## Problem requirements
Copy the lines holding the word "screenshot", all of them.

Data listing
'''

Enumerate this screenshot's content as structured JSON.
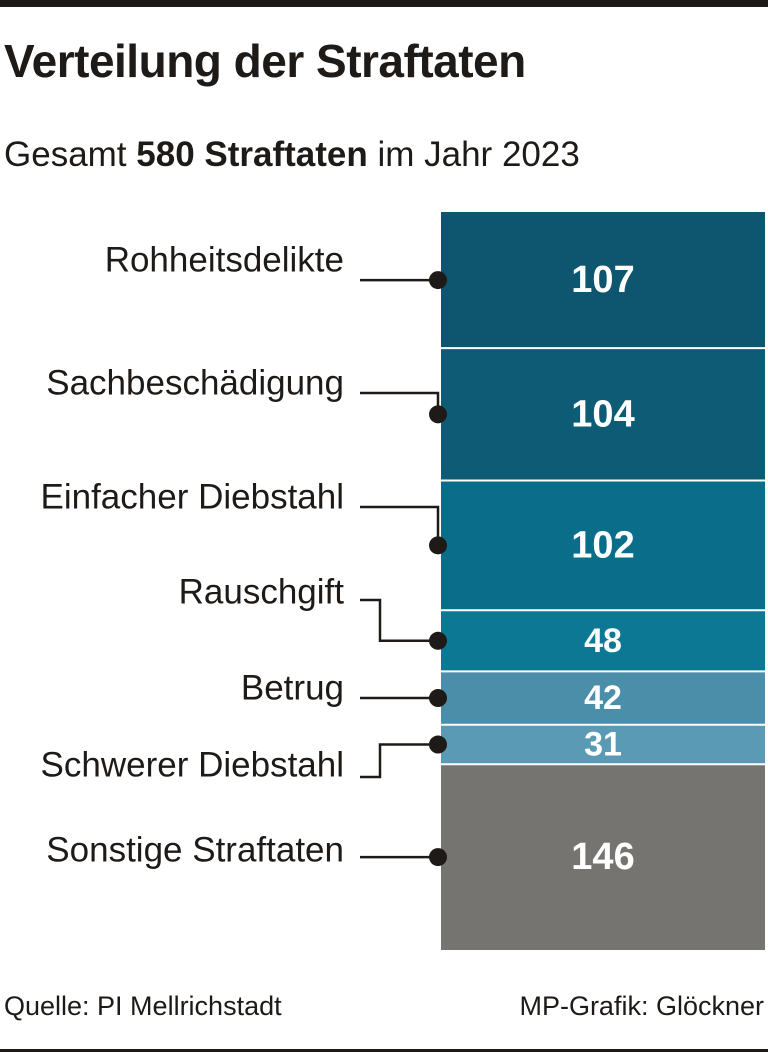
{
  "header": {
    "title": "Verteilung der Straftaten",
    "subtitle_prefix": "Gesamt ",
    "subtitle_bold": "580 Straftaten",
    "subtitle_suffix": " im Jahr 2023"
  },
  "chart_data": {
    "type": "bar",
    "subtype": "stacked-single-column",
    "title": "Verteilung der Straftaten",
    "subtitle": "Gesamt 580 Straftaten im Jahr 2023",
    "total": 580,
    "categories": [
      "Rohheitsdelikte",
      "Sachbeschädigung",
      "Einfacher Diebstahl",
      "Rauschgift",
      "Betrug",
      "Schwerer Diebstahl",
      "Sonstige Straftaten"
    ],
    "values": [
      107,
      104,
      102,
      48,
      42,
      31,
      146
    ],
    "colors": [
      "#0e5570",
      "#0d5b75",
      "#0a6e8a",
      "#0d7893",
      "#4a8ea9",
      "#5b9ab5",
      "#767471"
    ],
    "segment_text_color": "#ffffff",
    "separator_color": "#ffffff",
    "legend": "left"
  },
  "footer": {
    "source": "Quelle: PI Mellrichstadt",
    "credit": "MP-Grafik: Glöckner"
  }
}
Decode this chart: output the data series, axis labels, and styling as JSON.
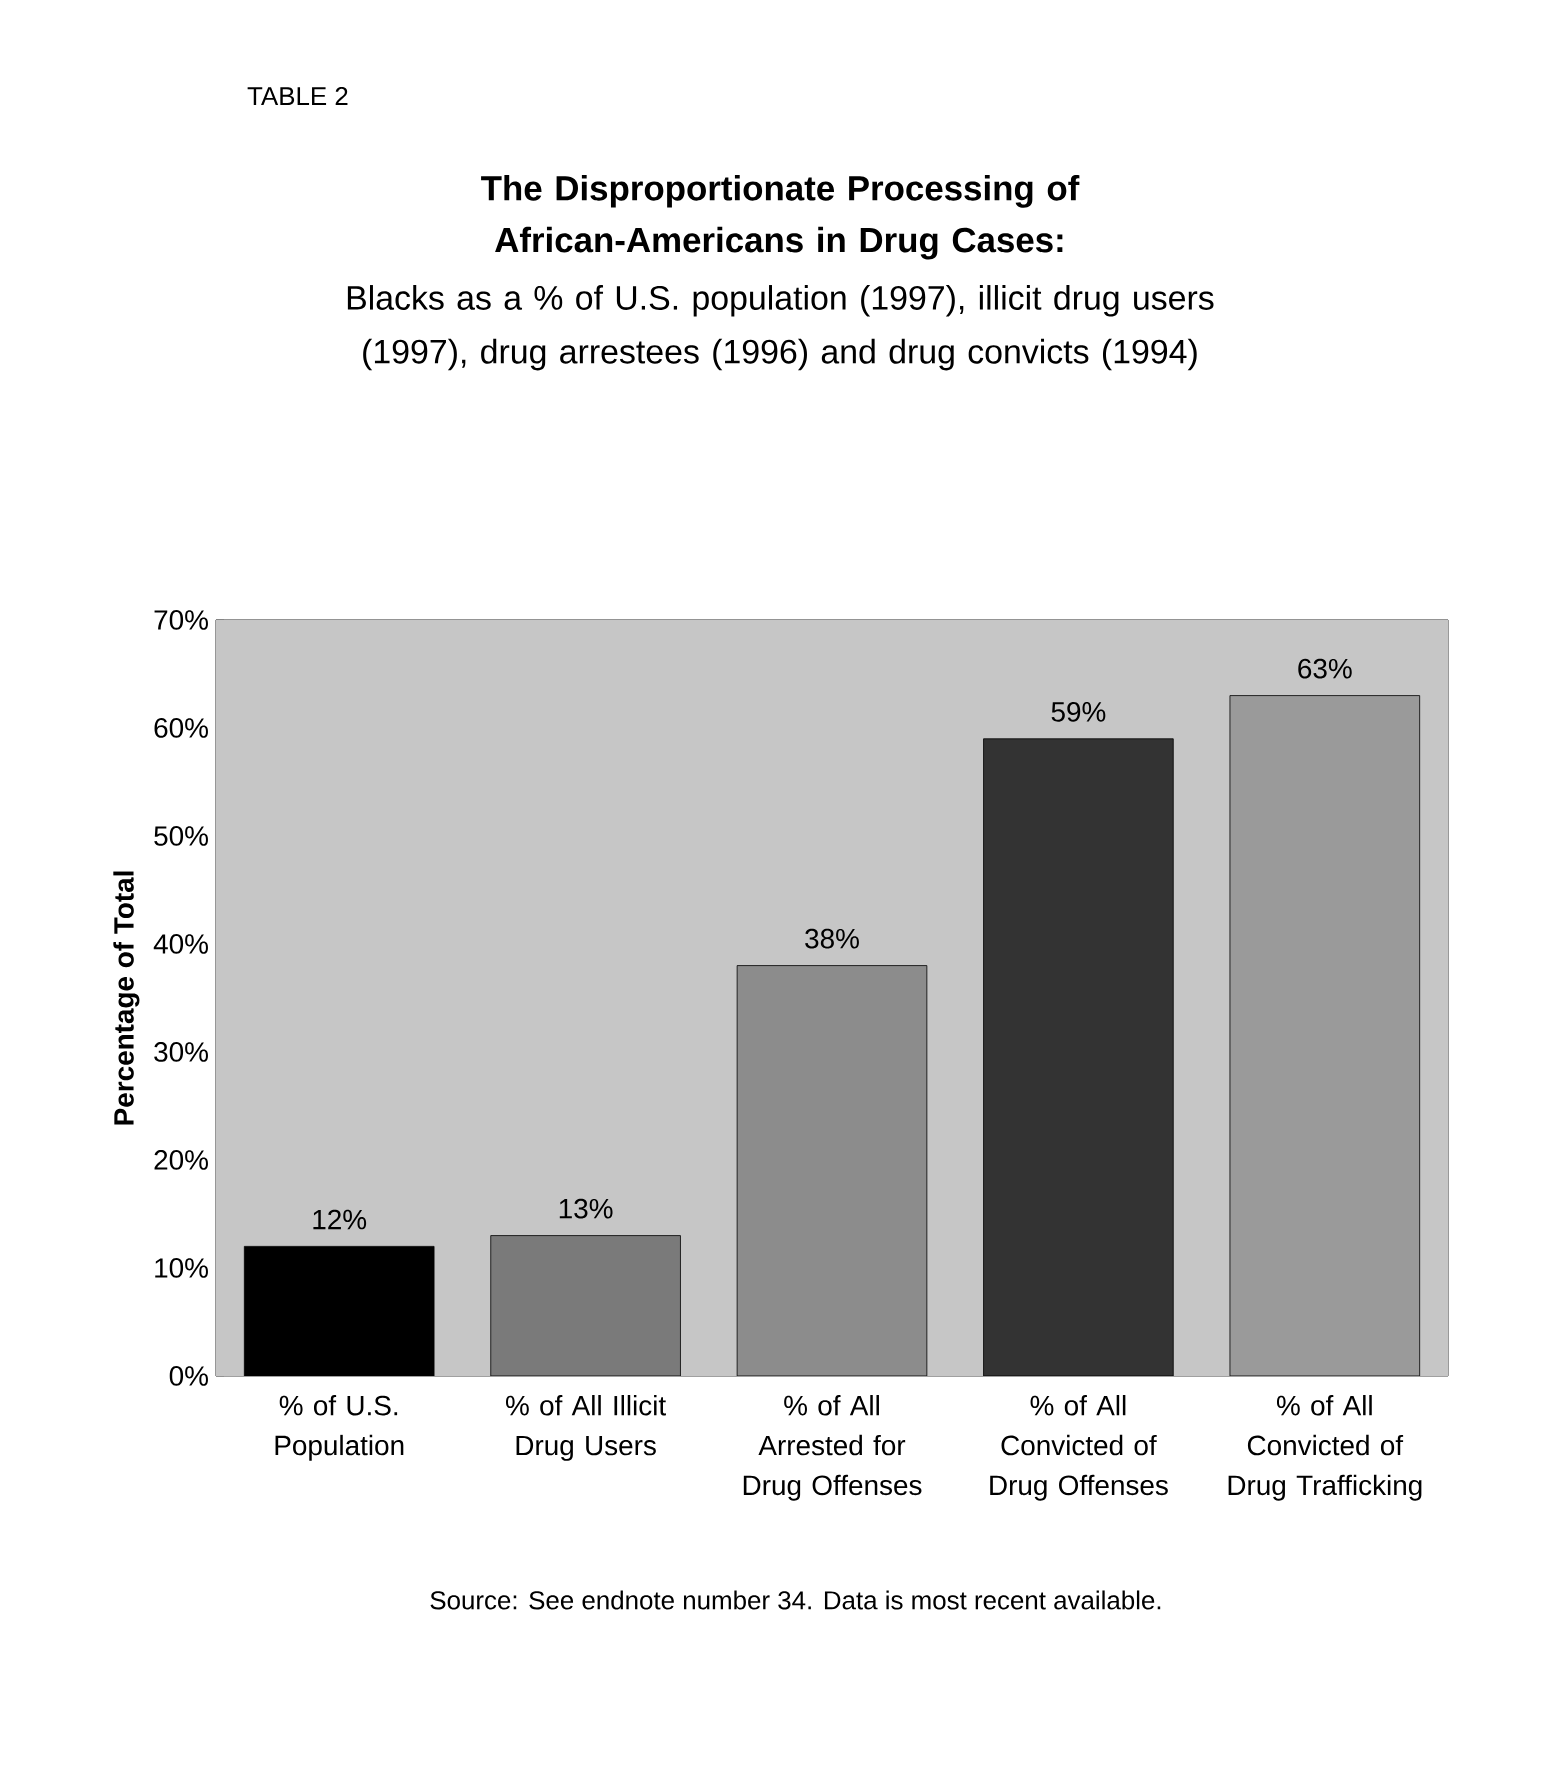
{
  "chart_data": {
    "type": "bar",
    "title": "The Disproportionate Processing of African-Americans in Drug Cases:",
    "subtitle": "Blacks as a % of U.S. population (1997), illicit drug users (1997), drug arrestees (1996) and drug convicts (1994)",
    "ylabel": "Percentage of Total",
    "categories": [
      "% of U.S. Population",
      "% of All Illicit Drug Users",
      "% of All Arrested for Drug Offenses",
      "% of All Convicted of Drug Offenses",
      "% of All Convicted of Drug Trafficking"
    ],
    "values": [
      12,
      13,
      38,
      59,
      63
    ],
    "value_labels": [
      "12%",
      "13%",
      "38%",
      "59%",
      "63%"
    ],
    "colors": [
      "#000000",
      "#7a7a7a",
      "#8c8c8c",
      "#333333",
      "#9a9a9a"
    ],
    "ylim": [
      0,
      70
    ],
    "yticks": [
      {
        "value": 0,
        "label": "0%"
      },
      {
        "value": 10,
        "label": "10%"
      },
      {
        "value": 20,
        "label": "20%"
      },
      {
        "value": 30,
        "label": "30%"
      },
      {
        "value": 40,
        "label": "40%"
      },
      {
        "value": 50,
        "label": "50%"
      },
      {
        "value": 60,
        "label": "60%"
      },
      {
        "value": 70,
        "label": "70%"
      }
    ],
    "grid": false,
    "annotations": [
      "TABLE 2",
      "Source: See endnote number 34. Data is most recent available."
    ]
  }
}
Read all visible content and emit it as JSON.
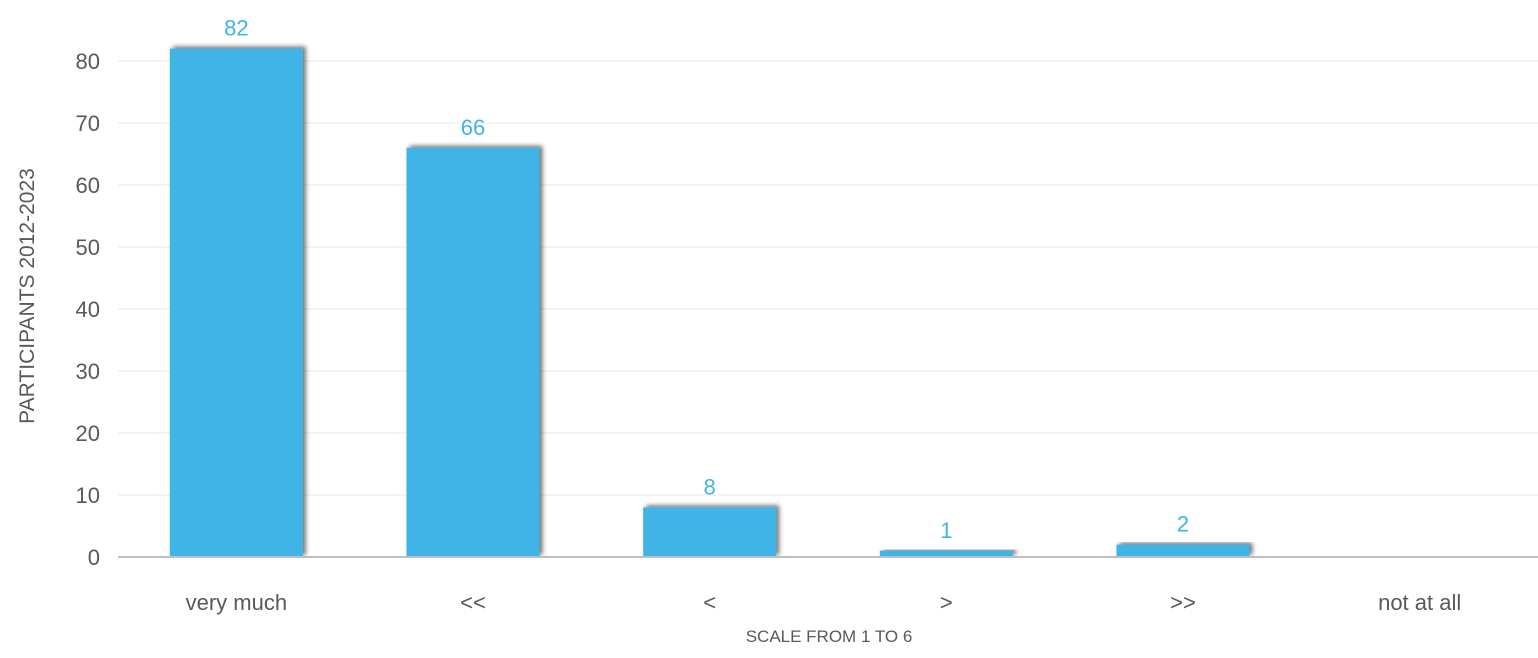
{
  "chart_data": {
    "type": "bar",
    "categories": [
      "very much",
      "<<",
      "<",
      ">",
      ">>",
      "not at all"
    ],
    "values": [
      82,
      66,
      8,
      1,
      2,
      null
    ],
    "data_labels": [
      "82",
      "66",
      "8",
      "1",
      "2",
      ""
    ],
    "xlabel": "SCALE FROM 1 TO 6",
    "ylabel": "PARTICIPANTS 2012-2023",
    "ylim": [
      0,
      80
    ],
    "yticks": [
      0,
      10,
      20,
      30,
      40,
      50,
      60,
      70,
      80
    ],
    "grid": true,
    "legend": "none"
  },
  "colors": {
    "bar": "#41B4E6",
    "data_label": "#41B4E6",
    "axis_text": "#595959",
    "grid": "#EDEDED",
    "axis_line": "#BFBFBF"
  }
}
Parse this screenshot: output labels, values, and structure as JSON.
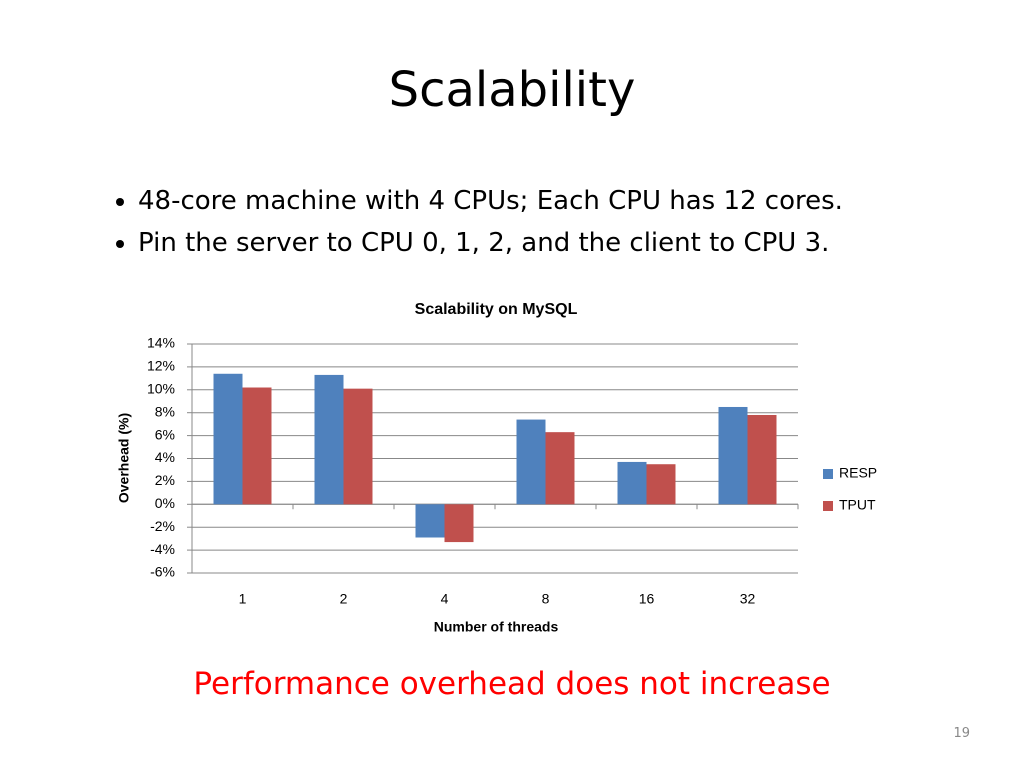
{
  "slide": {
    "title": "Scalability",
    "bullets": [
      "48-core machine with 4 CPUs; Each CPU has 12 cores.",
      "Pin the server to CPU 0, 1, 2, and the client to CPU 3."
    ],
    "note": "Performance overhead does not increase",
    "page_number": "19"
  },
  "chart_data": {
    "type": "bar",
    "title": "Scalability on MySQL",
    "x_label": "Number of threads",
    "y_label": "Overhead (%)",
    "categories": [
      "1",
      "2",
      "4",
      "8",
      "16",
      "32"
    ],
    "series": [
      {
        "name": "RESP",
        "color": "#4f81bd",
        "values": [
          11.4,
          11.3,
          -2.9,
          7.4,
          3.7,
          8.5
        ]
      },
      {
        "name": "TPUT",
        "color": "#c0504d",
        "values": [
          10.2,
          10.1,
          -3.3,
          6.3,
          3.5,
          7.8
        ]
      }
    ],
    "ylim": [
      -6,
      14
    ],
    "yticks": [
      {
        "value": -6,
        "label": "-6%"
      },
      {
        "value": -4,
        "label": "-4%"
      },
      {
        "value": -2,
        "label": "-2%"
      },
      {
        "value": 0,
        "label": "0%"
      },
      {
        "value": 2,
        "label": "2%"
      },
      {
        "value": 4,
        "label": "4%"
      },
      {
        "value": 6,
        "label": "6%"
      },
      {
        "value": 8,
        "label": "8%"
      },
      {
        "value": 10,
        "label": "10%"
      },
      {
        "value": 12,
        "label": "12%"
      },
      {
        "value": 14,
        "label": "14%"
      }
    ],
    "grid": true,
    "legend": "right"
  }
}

'''

## Task solution
Enumerate this screenshot's content as structured JSON.
Parse this screenshot: output labels, values, and structure as JSON.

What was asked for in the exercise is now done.